• Exercise
Everything from the line containing "What does this" down to the last line of the entries below must be transcribed exactly, and nothing else.

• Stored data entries
┌──

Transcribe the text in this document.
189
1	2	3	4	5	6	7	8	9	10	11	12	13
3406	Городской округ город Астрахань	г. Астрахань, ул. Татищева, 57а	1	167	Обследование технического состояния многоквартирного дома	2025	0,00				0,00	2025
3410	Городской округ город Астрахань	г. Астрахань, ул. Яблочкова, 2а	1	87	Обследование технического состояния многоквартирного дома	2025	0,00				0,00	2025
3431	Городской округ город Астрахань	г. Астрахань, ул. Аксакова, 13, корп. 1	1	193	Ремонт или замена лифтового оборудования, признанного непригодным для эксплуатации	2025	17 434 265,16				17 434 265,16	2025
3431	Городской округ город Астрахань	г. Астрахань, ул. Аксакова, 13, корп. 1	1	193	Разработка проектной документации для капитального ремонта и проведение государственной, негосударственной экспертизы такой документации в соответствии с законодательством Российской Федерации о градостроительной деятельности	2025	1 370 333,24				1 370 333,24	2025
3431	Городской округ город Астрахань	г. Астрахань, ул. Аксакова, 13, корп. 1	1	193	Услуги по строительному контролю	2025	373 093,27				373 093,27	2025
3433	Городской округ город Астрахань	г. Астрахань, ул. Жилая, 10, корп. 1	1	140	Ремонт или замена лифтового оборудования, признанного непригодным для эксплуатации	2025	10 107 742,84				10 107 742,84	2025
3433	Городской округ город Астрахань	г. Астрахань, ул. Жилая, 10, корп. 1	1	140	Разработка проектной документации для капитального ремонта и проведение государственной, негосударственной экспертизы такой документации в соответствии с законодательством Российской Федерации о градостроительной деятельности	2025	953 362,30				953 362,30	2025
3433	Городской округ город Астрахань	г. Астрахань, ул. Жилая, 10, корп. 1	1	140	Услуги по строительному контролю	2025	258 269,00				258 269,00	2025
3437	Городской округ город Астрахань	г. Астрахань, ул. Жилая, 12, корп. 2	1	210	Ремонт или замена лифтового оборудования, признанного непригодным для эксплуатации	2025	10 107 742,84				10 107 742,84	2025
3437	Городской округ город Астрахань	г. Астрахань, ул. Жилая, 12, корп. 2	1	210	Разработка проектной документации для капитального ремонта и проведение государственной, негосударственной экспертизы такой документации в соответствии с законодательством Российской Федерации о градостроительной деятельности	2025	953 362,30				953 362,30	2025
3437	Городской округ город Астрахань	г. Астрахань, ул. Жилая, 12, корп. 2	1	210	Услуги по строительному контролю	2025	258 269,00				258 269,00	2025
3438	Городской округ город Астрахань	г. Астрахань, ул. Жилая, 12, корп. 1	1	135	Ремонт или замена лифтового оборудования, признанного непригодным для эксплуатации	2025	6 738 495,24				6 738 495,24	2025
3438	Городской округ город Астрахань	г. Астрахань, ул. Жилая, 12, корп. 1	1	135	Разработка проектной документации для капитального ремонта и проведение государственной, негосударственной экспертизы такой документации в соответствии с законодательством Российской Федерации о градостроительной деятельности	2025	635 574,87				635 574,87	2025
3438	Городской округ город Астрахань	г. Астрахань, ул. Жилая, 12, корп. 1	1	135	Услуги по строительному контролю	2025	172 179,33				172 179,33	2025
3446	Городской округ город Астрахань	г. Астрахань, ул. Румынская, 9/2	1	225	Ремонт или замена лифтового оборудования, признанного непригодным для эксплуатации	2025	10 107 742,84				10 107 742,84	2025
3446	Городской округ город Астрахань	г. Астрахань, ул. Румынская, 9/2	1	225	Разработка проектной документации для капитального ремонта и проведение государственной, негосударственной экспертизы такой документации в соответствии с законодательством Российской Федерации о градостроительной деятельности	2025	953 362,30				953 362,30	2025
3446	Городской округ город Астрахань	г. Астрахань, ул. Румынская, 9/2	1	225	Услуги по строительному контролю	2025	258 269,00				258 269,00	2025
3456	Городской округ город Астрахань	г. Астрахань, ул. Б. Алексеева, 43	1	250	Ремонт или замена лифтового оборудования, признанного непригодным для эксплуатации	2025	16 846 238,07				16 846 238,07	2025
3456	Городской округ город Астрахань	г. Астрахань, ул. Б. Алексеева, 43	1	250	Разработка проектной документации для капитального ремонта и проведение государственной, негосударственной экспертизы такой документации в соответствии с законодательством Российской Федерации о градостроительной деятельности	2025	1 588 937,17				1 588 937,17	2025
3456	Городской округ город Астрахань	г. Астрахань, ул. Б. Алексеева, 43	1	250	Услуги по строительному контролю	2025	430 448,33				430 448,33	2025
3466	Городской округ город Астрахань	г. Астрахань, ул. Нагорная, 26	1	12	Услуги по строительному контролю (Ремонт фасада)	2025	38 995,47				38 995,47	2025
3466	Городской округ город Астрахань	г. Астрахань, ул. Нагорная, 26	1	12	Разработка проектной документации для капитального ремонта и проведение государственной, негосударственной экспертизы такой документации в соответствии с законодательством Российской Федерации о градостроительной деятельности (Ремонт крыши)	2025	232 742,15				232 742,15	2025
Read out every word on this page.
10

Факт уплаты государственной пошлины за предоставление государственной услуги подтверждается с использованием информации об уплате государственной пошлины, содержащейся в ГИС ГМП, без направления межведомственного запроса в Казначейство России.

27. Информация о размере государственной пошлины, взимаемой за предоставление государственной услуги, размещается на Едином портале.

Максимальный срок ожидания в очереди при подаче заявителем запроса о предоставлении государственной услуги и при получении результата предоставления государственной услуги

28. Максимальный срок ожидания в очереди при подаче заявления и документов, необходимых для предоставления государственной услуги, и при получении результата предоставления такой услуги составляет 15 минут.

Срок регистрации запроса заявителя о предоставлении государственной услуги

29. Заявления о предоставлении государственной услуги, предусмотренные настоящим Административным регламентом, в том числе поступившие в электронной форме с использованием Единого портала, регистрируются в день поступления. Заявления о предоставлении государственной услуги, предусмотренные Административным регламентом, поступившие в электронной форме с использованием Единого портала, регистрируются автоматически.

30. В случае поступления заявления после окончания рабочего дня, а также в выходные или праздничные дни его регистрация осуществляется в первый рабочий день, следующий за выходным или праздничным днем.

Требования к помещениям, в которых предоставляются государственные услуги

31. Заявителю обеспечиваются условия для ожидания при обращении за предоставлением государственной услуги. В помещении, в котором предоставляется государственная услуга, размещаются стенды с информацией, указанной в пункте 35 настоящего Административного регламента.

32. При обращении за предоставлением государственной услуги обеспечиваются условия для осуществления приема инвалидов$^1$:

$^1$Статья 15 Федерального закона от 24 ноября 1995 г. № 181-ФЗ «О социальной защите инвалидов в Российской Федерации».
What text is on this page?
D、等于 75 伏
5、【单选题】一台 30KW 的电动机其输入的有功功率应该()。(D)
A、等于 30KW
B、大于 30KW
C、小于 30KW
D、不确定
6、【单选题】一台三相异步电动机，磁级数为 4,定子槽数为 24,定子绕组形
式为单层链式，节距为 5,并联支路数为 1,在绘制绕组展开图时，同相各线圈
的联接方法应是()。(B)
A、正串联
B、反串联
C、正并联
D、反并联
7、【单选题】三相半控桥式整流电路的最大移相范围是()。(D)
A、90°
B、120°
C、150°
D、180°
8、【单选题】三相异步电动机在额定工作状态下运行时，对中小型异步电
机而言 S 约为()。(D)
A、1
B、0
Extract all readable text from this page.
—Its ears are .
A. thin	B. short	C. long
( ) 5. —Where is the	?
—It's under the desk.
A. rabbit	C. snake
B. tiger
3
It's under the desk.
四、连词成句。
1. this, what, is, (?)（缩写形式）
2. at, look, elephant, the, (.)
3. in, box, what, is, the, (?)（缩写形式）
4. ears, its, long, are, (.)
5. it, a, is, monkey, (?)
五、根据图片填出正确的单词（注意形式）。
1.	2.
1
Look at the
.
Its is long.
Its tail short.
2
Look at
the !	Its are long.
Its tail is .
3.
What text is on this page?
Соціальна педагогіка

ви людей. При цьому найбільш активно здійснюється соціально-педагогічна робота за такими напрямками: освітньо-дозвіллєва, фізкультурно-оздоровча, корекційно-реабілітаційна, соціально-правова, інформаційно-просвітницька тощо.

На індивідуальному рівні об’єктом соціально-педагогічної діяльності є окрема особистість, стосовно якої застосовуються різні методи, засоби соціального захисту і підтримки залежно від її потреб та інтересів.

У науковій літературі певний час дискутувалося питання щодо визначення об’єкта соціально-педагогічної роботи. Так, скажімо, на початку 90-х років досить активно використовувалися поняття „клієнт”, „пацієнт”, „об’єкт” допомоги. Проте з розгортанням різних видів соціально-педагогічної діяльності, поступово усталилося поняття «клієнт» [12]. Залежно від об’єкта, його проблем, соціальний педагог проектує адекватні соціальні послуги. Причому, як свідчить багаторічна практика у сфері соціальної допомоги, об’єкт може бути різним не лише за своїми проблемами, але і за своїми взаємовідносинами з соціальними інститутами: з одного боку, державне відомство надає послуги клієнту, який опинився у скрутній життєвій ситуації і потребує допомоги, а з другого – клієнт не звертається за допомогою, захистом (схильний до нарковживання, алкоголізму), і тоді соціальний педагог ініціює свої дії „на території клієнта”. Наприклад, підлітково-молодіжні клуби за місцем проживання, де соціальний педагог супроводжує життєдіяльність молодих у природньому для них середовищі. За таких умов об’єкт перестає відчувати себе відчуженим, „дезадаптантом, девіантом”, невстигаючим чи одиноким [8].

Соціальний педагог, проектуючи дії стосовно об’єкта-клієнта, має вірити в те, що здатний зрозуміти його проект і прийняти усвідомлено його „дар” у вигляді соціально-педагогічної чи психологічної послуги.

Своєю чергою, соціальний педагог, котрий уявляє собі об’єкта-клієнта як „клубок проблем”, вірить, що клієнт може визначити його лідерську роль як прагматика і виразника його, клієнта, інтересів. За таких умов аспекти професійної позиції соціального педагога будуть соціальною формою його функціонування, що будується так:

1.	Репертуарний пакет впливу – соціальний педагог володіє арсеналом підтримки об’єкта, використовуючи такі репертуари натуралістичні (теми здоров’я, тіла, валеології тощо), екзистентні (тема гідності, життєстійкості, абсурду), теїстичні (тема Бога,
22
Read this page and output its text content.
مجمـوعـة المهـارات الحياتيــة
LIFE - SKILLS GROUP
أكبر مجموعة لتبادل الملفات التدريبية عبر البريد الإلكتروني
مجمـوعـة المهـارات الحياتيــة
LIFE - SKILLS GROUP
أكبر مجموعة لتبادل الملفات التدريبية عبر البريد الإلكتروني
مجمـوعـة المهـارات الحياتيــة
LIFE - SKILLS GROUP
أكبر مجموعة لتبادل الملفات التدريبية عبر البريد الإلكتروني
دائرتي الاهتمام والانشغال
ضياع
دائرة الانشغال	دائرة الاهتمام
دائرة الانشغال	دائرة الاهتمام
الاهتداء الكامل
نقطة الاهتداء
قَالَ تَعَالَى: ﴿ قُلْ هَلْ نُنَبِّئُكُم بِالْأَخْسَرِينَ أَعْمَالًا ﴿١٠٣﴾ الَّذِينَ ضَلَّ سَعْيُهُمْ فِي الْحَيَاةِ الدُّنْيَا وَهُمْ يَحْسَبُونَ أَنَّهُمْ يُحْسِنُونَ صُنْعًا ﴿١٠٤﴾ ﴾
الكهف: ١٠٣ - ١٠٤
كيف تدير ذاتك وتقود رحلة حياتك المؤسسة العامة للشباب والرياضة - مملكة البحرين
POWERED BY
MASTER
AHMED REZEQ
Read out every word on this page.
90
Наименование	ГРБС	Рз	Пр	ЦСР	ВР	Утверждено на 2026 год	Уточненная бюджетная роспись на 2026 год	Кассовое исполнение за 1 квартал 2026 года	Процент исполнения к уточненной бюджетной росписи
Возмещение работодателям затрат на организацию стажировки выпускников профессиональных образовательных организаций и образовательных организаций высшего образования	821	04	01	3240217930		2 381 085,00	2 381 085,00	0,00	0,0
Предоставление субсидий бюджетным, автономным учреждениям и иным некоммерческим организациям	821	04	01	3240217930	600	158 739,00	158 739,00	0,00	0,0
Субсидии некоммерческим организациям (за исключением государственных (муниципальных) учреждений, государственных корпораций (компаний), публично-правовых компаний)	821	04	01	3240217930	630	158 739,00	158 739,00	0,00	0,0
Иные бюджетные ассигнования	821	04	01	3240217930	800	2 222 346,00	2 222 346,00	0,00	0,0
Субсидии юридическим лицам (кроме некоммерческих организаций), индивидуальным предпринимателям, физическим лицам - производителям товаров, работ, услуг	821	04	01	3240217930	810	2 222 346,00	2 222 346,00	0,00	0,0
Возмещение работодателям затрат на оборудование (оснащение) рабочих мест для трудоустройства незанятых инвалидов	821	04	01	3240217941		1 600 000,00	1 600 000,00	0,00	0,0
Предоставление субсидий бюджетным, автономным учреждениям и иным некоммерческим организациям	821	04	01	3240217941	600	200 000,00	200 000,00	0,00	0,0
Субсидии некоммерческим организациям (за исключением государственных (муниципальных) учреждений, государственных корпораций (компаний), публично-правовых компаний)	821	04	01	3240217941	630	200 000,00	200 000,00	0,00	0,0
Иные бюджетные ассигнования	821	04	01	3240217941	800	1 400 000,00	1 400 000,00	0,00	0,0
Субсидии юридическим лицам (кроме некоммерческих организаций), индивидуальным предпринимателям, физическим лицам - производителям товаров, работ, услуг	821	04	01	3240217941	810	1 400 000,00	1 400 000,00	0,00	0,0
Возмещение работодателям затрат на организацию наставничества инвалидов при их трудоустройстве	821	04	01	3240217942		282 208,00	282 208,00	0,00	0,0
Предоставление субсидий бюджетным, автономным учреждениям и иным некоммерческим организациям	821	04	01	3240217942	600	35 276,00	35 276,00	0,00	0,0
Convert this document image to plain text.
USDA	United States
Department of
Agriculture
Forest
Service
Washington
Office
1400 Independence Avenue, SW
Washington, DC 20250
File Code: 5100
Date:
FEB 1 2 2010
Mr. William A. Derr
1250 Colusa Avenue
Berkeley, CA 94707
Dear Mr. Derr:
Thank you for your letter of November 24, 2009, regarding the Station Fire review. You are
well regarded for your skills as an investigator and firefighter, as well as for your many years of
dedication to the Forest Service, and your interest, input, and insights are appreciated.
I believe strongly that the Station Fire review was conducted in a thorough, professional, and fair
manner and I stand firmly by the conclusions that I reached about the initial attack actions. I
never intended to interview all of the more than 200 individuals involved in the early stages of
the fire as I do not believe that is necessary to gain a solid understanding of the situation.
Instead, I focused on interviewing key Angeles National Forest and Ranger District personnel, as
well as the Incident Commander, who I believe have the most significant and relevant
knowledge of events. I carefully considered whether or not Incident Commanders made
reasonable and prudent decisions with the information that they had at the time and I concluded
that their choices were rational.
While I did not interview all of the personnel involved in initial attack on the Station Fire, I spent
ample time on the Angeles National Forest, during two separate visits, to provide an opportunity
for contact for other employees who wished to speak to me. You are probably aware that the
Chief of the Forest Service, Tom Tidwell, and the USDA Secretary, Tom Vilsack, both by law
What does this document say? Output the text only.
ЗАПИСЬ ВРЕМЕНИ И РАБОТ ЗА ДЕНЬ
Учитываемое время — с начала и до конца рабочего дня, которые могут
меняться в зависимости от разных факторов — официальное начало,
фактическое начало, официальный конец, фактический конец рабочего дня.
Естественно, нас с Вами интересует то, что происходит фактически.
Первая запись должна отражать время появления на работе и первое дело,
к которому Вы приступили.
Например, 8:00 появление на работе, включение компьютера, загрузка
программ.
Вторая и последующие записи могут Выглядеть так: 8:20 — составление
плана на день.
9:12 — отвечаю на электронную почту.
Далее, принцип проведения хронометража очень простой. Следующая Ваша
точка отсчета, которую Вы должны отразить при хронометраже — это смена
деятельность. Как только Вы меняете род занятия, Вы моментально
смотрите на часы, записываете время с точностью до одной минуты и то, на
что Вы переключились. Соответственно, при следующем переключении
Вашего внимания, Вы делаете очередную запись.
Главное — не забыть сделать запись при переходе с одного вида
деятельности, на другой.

└──

• Output for this task
What does this document say? Output the text only.
ЗАПИСЬ ВРЕМЕНИ И РАБОТ ЗА ДЕНЬ
Учитываемое время — с начала и до конца рабочего дня, которые могут
меняться в зависимости от разных факторов — официальное начало,
фактическое начало, официальный конец, фактический конец рабочего дня.
Естественно, нас с Вами интересует то, что происходит фактически.
Первая запись должна отражать время появления на работе и первое дело,
к которому Вы приступили.
Например, 8:00 появление на работе, включение компьютера, загрузка
программ.
Вторая и последующие записи могут Выглядеть так: 8:20 — составление
плана на день.
9:12 — отвечаю на электронную почту.
Далее, принцип проведения хронометража очень простой. Следующая Ваша
точка отсчета, которую Вы должны отразить при хронометраже — это смена
деятельность. Как только Вы меняете род занятия, Вы моментально
смотрите на часы, записываете время с точностью до одной минуты и то, на
что Вы переключились. Соответственно, при следующем переключении
Вашего внимания, Вы делаете очередную запись.
Главное — не забыть сделать запись при переходе с одного вида
деятельности, на другой.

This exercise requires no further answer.